Figure dataset records
§
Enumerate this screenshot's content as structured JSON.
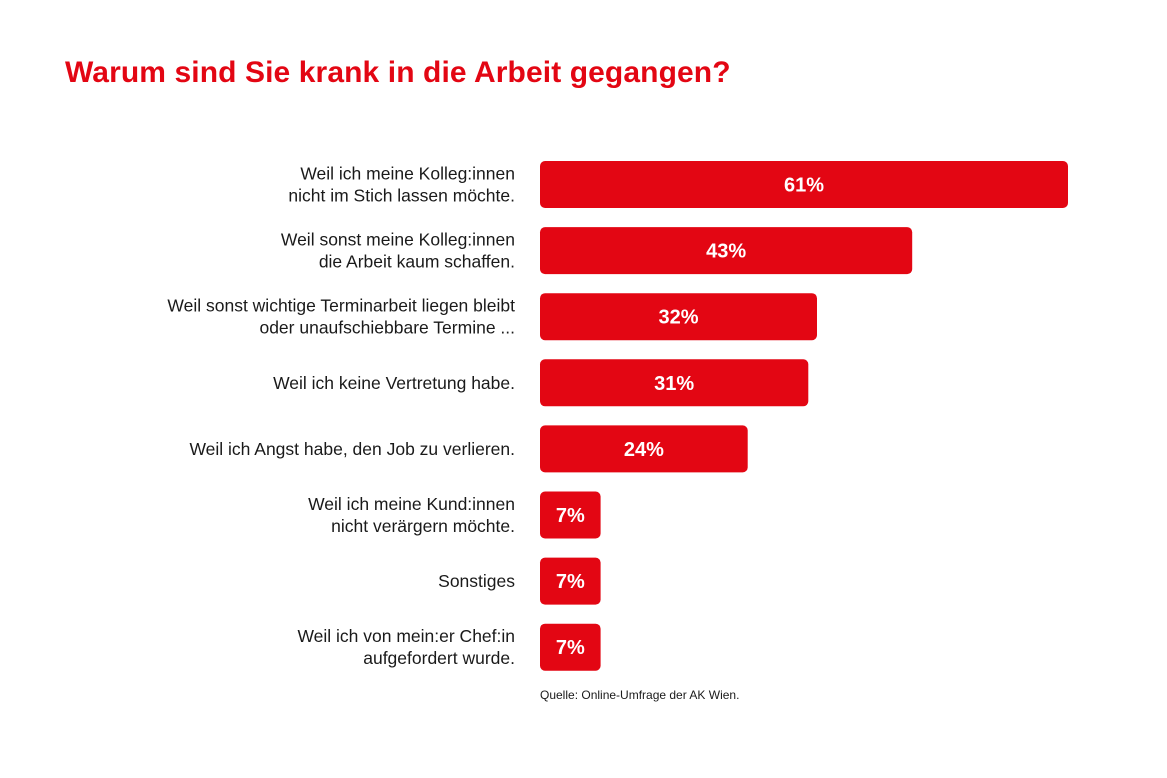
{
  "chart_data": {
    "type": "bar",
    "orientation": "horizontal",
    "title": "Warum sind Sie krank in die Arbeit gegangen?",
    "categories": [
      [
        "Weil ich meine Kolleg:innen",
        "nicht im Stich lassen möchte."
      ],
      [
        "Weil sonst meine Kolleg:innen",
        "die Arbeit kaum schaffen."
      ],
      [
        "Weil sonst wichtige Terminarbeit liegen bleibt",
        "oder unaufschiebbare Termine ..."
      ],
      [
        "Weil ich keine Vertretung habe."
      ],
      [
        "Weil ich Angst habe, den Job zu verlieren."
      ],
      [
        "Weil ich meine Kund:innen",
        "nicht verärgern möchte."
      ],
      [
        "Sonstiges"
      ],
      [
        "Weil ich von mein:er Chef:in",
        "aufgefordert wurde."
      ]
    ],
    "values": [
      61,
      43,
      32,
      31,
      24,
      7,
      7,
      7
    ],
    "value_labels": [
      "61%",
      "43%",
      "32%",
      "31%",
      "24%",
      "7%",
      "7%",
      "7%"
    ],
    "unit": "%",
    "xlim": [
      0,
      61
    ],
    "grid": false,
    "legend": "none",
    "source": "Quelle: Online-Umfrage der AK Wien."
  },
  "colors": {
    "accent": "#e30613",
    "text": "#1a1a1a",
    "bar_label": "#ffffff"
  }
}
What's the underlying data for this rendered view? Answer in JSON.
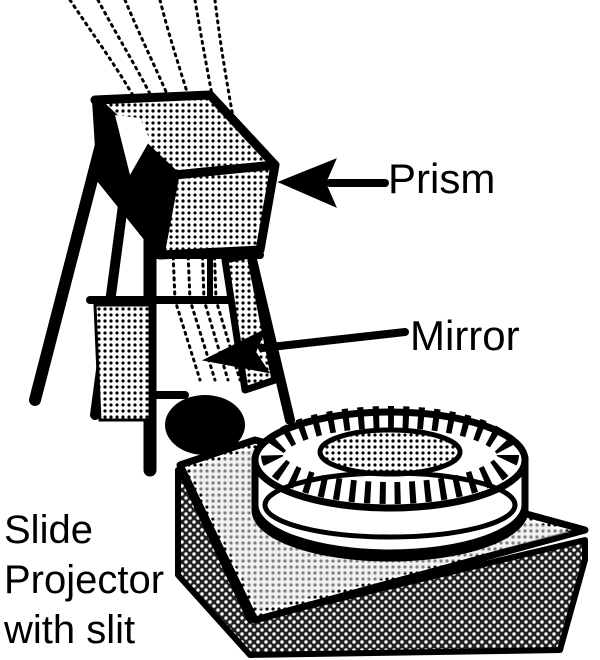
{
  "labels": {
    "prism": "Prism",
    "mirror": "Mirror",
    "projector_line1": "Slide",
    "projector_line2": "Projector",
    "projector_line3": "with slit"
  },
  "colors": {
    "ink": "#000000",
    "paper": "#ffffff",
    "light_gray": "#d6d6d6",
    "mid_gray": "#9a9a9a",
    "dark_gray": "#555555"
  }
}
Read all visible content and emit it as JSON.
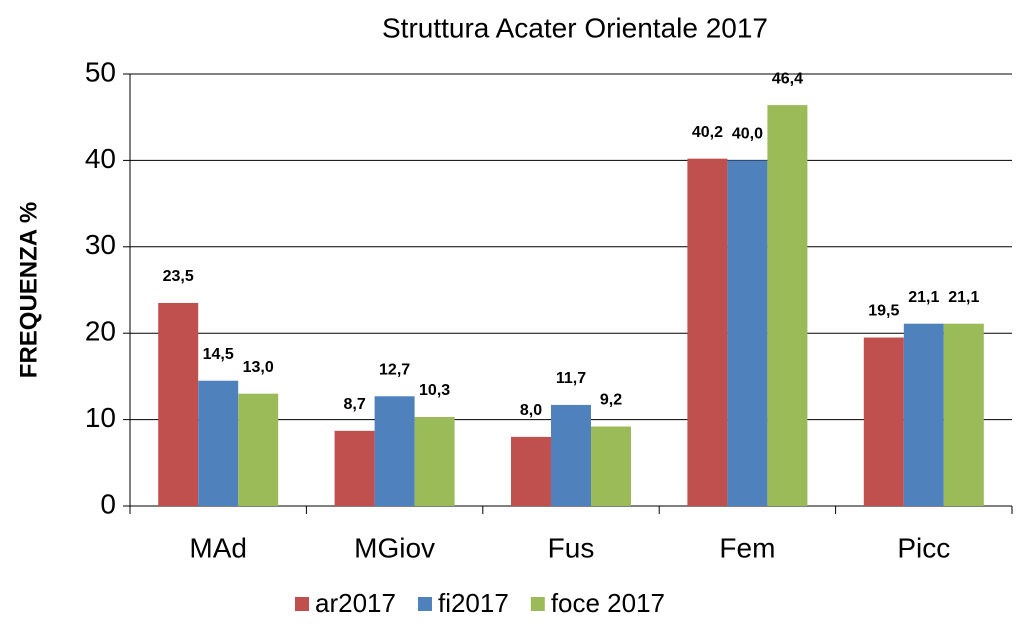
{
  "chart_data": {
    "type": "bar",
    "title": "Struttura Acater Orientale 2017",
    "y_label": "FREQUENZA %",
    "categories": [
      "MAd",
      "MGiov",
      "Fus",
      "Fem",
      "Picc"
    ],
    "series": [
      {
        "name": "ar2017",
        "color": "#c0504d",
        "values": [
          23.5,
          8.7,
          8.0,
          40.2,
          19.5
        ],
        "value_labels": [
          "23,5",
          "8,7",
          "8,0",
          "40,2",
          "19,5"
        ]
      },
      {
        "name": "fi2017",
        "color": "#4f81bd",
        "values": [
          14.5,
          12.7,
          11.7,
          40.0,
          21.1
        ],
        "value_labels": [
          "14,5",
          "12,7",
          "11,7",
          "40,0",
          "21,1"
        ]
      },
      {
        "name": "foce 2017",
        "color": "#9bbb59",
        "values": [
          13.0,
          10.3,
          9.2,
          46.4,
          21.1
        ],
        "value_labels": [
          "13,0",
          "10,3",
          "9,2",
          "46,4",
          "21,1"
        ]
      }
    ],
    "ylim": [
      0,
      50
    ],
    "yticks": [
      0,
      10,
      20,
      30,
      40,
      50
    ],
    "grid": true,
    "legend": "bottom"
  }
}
§
▸ **What the task requires**:
Copy every line in the records above that contains the word "Kolleg".

▸ **Exercise response**:
        "Weil ich meine Kolleg:innen",
        "Weil sonst meine Kolleg:innen",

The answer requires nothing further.